DATA IN THIS EXERCISE.

<<<<

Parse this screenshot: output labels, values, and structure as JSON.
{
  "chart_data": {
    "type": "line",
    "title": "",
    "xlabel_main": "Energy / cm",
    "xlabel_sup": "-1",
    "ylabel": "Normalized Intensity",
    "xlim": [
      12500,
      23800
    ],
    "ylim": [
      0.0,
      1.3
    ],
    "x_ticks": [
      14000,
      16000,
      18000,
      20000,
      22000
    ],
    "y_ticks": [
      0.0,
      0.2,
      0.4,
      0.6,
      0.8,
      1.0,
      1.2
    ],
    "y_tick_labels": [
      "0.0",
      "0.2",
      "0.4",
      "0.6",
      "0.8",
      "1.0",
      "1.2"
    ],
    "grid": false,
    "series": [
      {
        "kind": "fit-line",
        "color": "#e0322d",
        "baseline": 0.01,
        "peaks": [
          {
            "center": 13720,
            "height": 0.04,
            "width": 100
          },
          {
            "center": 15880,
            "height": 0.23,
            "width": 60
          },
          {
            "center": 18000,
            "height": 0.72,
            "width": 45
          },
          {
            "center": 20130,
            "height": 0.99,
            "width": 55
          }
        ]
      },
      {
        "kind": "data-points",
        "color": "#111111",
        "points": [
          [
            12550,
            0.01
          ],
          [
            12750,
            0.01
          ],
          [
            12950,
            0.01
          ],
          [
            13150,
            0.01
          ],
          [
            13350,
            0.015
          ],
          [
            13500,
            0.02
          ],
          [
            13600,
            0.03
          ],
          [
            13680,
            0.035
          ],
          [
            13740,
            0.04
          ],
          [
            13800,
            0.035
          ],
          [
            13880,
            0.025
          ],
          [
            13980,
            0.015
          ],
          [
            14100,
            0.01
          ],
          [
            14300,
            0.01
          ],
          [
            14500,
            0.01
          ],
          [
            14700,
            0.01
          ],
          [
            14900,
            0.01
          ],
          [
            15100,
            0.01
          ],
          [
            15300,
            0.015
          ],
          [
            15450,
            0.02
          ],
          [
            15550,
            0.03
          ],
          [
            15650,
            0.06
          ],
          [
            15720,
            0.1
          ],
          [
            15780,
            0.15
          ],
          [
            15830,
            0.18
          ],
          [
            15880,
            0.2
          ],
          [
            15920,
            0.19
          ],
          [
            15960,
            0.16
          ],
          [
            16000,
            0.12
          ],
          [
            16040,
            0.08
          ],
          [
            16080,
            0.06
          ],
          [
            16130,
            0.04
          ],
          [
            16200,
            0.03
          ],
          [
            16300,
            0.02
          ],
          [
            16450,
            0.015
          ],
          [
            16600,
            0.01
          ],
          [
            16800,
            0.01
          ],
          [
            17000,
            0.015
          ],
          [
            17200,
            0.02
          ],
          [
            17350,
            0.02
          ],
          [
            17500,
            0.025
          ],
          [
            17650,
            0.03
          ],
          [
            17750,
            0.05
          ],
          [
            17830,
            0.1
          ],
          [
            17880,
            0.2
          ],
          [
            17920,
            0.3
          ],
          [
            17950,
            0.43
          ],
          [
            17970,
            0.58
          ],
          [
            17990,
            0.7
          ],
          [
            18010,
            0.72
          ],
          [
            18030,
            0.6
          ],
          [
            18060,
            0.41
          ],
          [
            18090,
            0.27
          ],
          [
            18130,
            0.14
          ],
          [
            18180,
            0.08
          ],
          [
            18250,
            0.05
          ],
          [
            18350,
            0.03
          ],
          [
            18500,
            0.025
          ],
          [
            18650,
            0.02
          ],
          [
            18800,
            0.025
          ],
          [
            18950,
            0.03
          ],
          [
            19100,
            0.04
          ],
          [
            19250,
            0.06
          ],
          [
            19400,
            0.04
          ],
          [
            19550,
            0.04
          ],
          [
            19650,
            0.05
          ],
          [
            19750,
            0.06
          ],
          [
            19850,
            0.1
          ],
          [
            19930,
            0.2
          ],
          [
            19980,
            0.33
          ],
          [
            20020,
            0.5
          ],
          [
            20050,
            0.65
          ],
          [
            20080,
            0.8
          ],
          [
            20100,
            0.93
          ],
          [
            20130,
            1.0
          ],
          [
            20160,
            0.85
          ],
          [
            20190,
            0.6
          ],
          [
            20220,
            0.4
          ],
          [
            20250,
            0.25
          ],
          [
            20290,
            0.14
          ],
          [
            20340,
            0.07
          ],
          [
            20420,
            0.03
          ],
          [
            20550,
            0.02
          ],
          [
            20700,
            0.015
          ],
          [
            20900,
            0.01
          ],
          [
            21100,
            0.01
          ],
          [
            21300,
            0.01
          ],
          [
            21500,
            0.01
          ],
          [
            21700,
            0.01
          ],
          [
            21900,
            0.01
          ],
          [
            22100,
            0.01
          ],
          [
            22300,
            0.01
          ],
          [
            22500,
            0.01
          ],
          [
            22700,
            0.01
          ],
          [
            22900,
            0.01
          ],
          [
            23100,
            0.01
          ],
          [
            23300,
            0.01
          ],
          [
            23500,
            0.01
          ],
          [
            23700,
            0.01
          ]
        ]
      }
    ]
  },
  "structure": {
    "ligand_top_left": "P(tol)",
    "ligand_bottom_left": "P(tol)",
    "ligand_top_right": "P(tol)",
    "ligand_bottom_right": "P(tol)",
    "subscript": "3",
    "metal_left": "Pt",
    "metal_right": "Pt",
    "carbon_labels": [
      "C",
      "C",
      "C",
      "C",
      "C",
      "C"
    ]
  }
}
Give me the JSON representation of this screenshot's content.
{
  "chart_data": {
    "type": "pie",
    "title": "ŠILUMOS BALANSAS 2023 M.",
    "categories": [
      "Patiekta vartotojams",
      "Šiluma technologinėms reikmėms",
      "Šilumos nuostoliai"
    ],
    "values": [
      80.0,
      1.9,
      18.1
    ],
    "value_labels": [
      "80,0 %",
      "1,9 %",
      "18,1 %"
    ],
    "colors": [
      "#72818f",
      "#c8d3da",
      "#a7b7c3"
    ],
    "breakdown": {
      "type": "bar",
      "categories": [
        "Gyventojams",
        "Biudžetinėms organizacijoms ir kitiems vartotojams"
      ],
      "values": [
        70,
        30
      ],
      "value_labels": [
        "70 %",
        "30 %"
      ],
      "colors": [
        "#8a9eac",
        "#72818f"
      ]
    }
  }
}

>>>>

WORK TO BE COMPLETED. Return all of the data precisely as it appears.

RESULT OF THIS TASK.
Parse this screenshot: output labels, values, and structure as JSON.
{
  "chart_data": {
    "type": "line",
    "title": "",
    "xlabel_main": "Energy / cm",
    "xlabel_sup": "-1",
    "ylabel": "Normalized Intensity",
    "xlim": [
      12500,
      23800
    ],
    "ylim": [
      0.0,
      1.3
    ],
    "x_ticks": [
      14000,
      16000,
      18000,
      20000,
      22000
    ],
    "y_ticks": [
      0.0,
      0.2,
      0.4,
      0.6,
      0.8,
      1.0,
      1.2
    ],
    "y_tick_labels": [
      "0.0",
      "0.2",
      "0.4",
      "0.6",
      "0.8",
      "1.0",
      "1.2"
    ],
    "grid": false,
    "series": [
      {
        "kind": "fit-line",
        "color": "#e0322d",
        "baseline": 0.01,
        "peaks": [
          {
            "center": 13720,
            "height": 0.04,
            "width": 100
          },
          {
            "center": 15880,
            "height": 0.23,
            "width": 60
          },
          {
            "center": 18000,
            "height": 0.72,
            "width": 45
          },
          {
            "center": 20130,
            "height": 0.99,
            "width": 55
          }
        ]
      },
      {
        "kind": "data-points",
        "color": "#111111",
        "points": [
          [
            12550,
            0.01
          ],
          [
            12750,
            0.01
          ],
          [
            12950,
            0.01
          ],
          [
            13150,
            0.01
          ],
          [
            13350,
            0.015
          ],
          [
            13500,
            0.02
          ],
          [
            13600,
            0.03
          ],
          [
            13680,
            0.035
          ],
          [
            13740,
            0.04
          ],
          [
            13800,
            0.035
          ],
          [
            13880,
            0.025
          ],
          [
            13980,
            0.015
          ],
          [
            14100,
            0.01
          ],
          [
            14300,
            0.01
          ],
          [
            14500,
            0.01
          ],
          [
            14700,
            0.01
          ],
          [
            14900,
            0.01
          ],
          [
            15100,
            0.01
          ],
          [
            15300,
            0.015
          ],
          [
            15450,
            0.02
          ],
          [
            15550,
            0.03
          ],
          [
            15650,
            0.06
          ],
          [
            15720,
            0.1
          ],
          [
            15780,
            0.15
          ],
          [
            15830,
            0.18
          ],
          [
            15880,
            0.2
          ],
          [
            15920,
            0.19
          ],
          [
            15960,
            0.16
          ],
          [
            16000,
            0.12
          ],
          [
            16040,
            0.08
          ],
          [
            16080,
            0.06
          ],
          [
            16130,
            0.04
          ],
          [
            16200,
            0.03
          ],
          [
            16300,
            0.02
          ],
          [
            16450,
            0.015
          ],
          [
            16600,
            0.01
          ],
          [
            16800,
            0.01
          ],
          [
            17000,
            0.015
          ],
          [
            17200,
            0.02
          ],
          [
            17350,
            0.02
          ],
          [
            17500,
            0.025
          ],
          [
            17650,
            0.03
          ],
          [
            17750,
            0.05
          ],
          [
            17830,
            0.1
          ],
          [
            17880,
            0.2
          ],
          [
            17920,
            0.3
          ],
          [
            17950,
            0.43
          ],
          [
            17970,
            0.58
          ],
          [
            17990,
            0.7
          ],
          [
            18010,
            0.72
          ],
          [
            18030,
            0.6
          ],
          [
            18060,
            0.41
          ],
          [
            18090,
            0.27
          ],
          [
            18130,
            0.14
          ],
          [
            18180,
            0.08
          ],
          [
            18250,
            0.05
          ],
          [
            18350,
            0.03
          ],
          [
            18500,
            0.025
          ],
          [
            18650,
            0.02
          ],
          [
            18800,
            0.025
          ],
          [
            18950,
            0.03
          ],
          [
            19100,
            0.04
          ],
          [
            19250,
            0.06
          ],
          [
            19400,
            0.04
          ],
          [
            19550,
            0.04
          ],
          [
            19650,
            0.05
          ],
          [
            19750,
            0.06
          ],
          [
            19850,
            0.1
          ],
          [
            19930,
            0.2
          ],
          [
            19980,
            0.33
          ],
          [
            20020,
            0.5
          ],
          [
            20050,
            0.65
          ],
          [
            20080,
            0.8
          ],
          [
            20100,
            0.93
          ],
          [
            20130,
            1.0
          ],
          [
            20160,
            0.85
          ],
          [
            20190,
            0.6
          ],
          [
            20220,
            0.4
          ],
          [
            20250,
            0.25
          ],
          [
            20290,
            0.14
          ],
          [
            20340,
            0.07
          ],
          [
            20420,
            0.03
          ],
          [
            20550,
            0.02
          ],
          [
            20700,
            0.015
          ],
          [
            20900,
            0.01
          ],
          [
            21100,
            0.01
          ],
          [
            21300,
            0.01
          ],
          [
            21500,
            0.01
          ],
          [
            21700,
            0.01
          ],
          [
            21900,
            0.01
          ],
          [
            22100,
            0.01
          ],
          [
            22300,
            0.01
          ],
          [
            22500,
            0.01
          ],
          [
            22700,
            0.01
          ],
          [
            22900,
            0.01
          ],
          [
            23100,
            0.01
          ],
          [
            23300,
            0.01
          ],
          [
            23500,
            0.01
          ],
          [
            23700,
            0.01
          ]
        ]
      }
    ]
  },
  "structure": {
    "ligand_top_left": "P(tol)",
    "ligand_bottom_left": "P(tol)",
    "ligand_top_right": "P(tol)",
    "ligand_bottom_right": "P(tol)",
    "subscript": "3",
    "metal_left": "Pt",
    "metal_right": "Pt",
    "carbon_labels": [
      "C",
      "C",
      "C",
      "C",
      "C",
      "C"
    ]
  }
}
Give me the JSON representation of this screenshot's content.
{
  "chart_data": {
    "type": "pie",
    "title": "ŠILUMOS BALANSAS 2023 M.",
    "categories": [
      "Patiekta vartotojams",
      "Šiluma technologinėms reikmėms",
      "Šilumos nuostoliai"
    ],
    "values": [
      80.0,
      1.9,
      18.1
    ],
    "value_labels": [
      "80,0 %",
      "1,9 %",
      "18,1 %"
    ],
    "colors": [
      "#72818f",
      "#c8d3da",
      "#a7b7c3"
    ],
    "breakdown": {
      "type": "bar",
      "categories": [
        "Gyventojams",
        "Biudžetinėms organizacijoms ir kitiems vartotojams"
      ],
      "values": [
        70,
        30
      ],
      "value_labels": [
        "70 %",
        "30 %"
      ],
      "colors": [
        "#8a9eac",
        "#72818f"
      ]
    }
  }
}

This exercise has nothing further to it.